# [Instructions for the task]
Count the lines below that contain the word "costs" and give only that number.

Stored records
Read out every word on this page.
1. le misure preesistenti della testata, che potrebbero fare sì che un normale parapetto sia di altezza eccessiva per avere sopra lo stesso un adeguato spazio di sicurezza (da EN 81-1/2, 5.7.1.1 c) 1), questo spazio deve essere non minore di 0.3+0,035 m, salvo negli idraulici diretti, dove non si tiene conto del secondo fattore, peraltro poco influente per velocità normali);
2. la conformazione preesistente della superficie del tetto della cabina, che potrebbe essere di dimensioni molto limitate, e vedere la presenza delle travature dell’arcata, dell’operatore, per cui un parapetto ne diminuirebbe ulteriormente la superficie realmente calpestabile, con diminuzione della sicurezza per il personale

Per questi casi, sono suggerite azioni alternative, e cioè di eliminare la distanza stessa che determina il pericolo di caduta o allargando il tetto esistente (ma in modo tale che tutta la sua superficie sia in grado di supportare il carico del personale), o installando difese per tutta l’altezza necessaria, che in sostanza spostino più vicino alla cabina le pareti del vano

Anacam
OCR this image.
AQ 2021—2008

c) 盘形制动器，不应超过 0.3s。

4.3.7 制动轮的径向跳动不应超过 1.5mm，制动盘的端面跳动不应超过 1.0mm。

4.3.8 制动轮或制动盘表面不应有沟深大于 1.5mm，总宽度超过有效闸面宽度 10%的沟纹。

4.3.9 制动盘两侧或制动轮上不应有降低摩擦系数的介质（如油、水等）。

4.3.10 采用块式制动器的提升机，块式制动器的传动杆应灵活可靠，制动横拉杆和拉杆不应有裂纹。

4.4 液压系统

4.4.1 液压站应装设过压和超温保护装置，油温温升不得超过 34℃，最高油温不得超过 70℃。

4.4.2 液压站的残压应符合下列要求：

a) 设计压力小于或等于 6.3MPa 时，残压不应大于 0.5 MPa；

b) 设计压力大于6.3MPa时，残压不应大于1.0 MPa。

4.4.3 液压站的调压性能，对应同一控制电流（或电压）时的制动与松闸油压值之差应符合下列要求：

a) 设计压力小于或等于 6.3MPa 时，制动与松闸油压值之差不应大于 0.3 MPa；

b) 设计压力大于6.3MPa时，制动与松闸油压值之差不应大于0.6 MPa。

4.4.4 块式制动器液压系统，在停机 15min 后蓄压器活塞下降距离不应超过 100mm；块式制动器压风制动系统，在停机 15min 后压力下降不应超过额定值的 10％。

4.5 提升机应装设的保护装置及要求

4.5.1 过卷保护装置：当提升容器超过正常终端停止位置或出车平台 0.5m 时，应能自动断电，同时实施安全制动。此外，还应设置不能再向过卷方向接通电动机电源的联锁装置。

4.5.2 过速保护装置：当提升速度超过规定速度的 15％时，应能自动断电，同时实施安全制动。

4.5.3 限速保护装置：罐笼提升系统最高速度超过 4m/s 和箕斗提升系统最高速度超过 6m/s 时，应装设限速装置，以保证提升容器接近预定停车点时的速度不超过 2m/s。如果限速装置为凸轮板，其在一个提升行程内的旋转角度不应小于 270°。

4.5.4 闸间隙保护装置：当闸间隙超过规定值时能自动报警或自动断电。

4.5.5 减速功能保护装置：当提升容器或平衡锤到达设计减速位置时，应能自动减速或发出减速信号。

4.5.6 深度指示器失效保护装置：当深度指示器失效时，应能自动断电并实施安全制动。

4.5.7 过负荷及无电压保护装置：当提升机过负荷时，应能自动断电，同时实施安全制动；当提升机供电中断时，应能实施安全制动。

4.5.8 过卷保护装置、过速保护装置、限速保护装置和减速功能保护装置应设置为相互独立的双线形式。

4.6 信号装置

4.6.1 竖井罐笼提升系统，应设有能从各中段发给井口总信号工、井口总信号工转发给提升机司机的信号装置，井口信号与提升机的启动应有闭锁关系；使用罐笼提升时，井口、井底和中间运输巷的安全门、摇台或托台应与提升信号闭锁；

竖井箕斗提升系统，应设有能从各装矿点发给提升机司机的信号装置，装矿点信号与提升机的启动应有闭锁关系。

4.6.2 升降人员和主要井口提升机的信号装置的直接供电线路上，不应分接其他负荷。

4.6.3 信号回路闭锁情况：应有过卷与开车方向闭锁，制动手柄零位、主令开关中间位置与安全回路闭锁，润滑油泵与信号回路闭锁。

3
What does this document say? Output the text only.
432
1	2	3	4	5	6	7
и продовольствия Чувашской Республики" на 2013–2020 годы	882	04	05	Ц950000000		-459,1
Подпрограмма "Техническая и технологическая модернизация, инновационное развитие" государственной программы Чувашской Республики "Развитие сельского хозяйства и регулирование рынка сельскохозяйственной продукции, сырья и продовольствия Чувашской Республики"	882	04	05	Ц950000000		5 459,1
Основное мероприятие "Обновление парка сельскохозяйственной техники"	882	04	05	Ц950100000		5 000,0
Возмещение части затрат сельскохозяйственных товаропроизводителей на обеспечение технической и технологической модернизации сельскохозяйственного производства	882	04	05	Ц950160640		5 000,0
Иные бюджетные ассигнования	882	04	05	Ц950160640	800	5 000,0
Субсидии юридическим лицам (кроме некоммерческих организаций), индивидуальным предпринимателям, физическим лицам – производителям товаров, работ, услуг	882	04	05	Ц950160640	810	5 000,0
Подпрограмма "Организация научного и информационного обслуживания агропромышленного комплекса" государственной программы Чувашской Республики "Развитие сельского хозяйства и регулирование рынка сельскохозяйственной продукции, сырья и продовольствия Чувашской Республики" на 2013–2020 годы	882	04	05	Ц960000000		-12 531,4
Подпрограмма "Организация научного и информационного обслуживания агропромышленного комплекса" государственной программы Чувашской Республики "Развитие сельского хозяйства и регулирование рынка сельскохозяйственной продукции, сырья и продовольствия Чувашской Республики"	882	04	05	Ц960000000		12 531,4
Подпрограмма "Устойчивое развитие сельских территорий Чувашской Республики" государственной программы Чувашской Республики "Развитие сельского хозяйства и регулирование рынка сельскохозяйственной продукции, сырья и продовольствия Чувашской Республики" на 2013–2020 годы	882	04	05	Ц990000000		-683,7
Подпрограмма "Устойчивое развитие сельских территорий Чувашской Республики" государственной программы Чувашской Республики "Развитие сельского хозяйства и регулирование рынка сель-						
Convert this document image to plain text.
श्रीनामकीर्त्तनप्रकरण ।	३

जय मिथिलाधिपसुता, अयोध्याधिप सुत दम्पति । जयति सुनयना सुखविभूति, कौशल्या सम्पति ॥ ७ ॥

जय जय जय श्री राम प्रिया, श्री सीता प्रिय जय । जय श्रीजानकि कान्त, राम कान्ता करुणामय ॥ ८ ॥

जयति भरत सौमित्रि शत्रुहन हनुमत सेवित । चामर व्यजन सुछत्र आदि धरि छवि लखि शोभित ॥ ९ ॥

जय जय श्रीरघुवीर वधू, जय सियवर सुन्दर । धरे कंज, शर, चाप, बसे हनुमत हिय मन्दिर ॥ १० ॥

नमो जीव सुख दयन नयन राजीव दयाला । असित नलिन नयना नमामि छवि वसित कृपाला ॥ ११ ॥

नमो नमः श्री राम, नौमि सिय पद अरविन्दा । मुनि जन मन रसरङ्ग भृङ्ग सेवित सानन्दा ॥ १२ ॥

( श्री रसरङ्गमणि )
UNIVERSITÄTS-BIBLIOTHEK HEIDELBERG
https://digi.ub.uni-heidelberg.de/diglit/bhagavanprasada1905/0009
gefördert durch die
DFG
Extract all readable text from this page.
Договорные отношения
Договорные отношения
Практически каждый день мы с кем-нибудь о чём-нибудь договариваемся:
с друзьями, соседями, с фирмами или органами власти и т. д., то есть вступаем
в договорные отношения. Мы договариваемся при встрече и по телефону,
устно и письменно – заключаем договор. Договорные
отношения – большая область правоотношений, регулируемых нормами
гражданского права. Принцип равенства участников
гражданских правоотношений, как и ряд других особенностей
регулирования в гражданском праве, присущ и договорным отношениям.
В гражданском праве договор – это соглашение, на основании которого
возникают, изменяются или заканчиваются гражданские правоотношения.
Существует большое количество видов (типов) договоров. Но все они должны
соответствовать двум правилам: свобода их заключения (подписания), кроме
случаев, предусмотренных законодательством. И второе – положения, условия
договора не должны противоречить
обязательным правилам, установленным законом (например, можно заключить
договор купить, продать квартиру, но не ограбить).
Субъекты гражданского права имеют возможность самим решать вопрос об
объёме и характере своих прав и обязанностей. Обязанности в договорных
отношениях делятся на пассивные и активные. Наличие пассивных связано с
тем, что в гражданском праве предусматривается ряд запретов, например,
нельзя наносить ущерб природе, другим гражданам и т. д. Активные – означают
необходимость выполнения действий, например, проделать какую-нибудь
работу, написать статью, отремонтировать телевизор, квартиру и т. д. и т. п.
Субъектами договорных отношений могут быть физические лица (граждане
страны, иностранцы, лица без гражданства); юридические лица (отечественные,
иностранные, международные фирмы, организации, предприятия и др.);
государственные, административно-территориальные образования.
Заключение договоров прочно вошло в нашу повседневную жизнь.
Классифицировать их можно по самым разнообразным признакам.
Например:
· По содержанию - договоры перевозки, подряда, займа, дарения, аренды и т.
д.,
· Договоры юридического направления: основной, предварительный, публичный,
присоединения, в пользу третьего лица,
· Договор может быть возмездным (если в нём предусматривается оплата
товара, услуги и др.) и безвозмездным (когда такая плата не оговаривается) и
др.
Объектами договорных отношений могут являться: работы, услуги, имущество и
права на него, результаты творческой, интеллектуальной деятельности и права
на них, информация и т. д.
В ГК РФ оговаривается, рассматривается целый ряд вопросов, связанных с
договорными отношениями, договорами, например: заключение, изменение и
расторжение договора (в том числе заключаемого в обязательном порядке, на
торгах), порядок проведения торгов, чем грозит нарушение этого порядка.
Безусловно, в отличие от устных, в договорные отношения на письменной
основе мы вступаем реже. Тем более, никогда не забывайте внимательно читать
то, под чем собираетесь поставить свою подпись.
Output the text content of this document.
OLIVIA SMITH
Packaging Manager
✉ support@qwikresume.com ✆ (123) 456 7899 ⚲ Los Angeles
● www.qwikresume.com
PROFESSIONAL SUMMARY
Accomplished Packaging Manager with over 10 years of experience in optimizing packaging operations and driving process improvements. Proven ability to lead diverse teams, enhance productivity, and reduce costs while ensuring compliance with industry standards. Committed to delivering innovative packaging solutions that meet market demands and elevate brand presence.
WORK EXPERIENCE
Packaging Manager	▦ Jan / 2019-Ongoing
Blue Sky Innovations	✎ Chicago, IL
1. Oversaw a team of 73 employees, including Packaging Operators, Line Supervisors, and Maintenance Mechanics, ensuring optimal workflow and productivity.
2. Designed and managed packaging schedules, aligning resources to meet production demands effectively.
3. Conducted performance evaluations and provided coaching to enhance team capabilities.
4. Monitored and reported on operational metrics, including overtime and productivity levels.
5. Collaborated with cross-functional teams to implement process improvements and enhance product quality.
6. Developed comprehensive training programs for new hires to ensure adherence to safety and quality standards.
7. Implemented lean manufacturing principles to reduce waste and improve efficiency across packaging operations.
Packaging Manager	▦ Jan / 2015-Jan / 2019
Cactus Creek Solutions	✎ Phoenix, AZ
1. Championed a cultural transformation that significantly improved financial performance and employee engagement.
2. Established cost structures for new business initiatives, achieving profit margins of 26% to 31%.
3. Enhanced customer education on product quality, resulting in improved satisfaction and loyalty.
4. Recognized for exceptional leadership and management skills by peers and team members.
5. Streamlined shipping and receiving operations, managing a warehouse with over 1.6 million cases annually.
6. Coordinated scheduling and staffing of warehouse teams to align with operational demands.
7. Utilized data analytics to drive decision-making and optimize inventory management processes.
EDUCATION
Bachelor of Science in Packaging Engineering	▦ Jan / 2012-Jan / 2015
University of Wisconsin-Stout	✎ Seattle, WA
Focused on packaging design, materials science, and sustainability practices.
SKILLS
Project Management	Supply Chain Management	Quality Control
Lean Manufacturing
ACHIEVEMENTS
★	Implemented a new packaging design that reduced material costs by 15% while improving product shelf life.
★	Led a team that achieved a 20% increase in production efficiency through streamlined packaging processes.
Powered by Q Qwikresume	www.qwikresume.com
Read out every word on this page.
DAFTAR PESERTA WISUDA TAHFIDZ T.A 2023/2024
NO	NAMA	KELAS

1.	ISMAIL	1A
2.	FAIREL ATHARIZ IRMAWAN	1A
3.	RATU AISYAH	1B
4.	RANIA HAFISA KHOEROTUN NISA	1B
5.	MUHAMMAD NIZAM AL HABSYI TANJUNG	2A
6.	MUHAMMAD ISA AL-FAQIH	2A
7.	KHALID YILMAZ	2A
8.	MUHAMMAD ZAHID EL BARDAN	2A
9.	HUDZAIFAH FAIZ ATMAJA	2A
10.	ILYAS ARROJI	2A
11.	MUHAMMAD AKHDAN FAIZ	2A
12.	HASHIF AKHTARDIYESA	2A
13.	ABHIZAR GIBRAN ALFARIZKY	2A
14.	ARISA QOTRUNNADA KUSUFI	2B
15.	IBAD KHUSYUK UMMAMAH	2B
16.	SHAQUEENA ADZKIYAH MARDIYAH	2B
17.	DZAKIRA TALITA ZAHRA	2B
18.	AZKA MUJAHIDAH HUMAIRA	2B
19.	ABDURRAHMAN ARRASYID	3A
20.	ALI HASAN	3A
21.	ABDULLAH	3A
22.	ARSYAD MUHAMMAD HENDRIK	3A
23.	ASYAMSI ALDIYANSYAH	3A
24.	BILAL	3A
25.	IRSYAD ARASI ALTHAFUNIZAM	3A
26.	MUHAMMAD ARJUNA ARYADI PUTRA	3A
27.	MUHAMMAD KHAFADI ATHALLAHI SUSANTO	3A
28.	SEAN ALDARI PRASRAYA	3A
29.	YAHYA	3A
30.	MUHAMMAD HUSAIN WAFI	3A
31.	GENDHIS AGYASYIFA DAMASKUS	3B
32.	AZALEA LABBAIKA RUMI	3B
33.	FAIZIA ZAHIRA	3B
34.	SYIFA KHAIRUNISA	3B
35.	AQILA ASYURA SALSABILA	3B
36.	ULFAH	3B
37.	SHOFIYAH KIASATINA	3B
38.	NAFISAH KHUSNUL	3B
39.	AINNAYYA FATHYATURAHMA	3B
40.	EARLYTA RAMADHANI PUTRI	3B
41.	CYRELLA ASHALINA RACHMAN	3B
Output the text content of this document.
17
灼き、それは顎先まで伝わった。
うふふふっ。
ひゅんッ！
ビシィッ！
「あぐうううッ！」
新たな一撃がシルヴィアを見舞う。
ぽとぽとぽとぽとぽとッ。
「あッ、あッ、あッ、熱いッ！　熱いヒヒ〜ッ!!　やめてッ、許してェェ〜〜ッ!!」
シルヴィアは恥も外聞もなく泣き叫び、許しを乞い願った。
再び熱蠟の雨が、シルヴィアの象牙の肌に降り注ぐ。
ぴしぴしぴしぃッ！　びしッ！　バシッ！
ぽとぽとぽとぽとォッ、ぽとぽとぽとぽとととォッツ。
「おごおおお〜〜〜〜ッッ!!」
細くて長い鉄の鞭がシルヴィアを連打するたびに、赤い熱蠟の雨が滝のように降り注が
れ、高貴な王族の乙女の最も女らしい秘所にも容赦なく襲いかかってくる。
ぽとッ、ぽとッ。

# [Solution to this task]
2